— What you need to do —
Copy every line from the material below that holds "значит".

[A run of records]

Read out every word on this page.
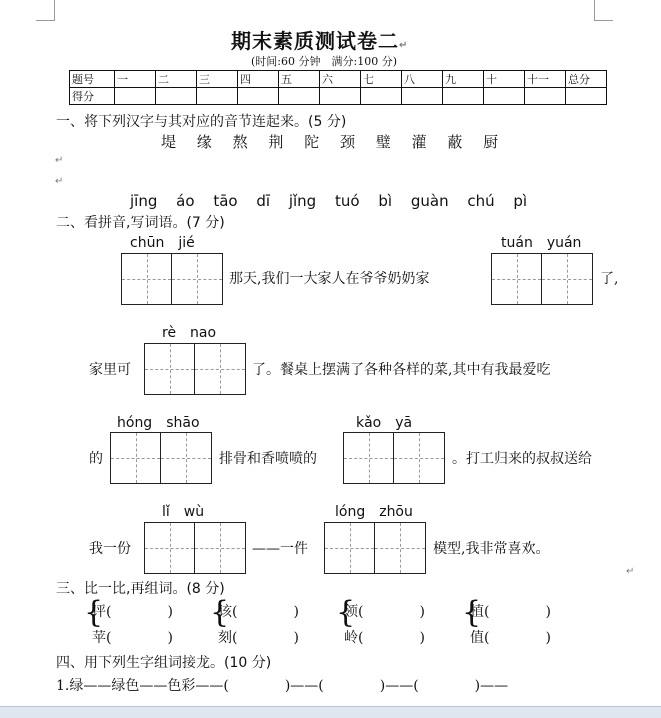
期末素质测试卷二↵
(时间:60 分钟　满分:100 分)
题号	一	二	三	四	五	六	七	八	九	十	十一	总分
得分												
一、将下列汉字与其对应的音节连起来。(5 分)
堤 缘 熬 荆 陀 颈 璧 灌 蔽 厨
↵
↵
jīng áo tāo dī jǐng tuó bì guàn chú pì
二、看拼音,写词语。(7 分)
chūn　jié	tuán　yuán
那天,我们一大家人在爷爷奶奶家	了,
rè　nao
家里可	了。餐桌上摆满了各种各样的菜,其中有我最爱吃
hóng　shāo	kǎo　yā
的	排骨和香喷喷的	。打工归来的叔叔送给
lǐ　wù	lóng　zhōu
我一份	——一件	模型,我非常喜欢。
↵
三、比一比,再组词。(8 分)
{
评(　　　　)
苹(　　　　)
{
该(　　　　)
刻(　　　　)
{
领(　　　　)
岭(　　　　)
{
植(　　　　)
值(　　　　)
四、用下列生字组词接龙。(10 分)
1.绿——绿色——色彩——(　　　　)——(　　　　)——(　　　　)——
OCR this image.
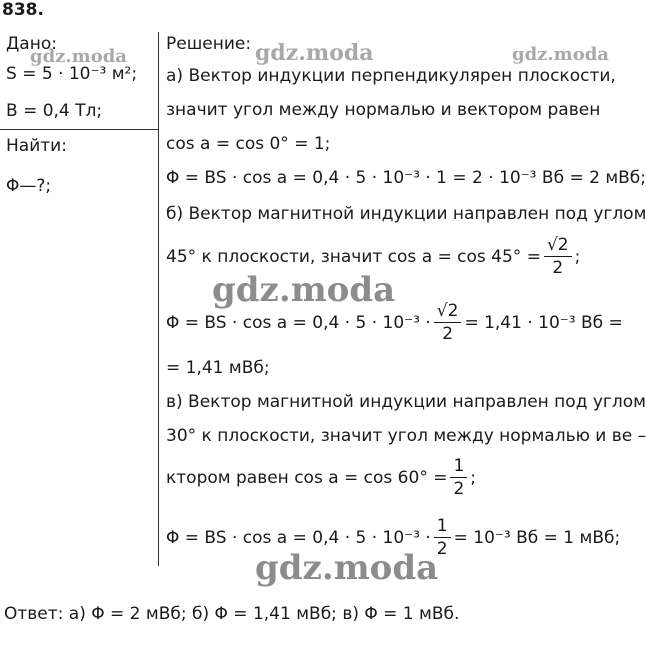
838.
Дано:
S = 5 · 10⁻³ м²;
B = 0,4 Тл;
Найти:
Φ—?;
Решение:
а) Вектор индукции перпендикулярен плоскости,
значит угол между нормалью и вектором равен
cos a = cos 0° = 1;
Φ = BS · cos a = 0,4 · 5 · 10⁻³ · 1 = 2 · 10⁻³ Вб = 2 мВб;
б) Вектор магнитной индукции направлен под углом
45° к плоскости, значит $\cos a = \cos 45^\circ = \frac{√2}{2}$ ;
Φ = BS · $\cos a = 0,4 \cdot 5 \cdot 10^{-3} \cdot \frac{√2}{2} = 1,41 \cdot 10^{-3}$ Вб =
= 1,41 мВб;
в) Вектор магнитной индукции направлен под углом
30° к плоскости, значит угол между нормалью и ве –
ктором равен $\cos a = \cos 60^\circ = \frac{1}{2}$ ;
Φ = BS · $\cos a = 0,4 \cdot 5 \cdot 10^{-3} \cdot \frac{1}{2} = 10^{-3}$ Вб = 1 мВб;
gdz.moda	gdz.moda	gdz.moda
gdz.moda
gdz.moda
Ответ: а) Φ = 2 мВб; б) Φ = 1,41 мВб; в) Φ = 1 мВб.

— Exercise answer —
значит угол между нормалью и вектором равен
45° к плоскости, значит $\cos a = \cos 45^\circ = \frac{√2}{2}$ ;
30° к плоскости, значит угол между нормалью и ве –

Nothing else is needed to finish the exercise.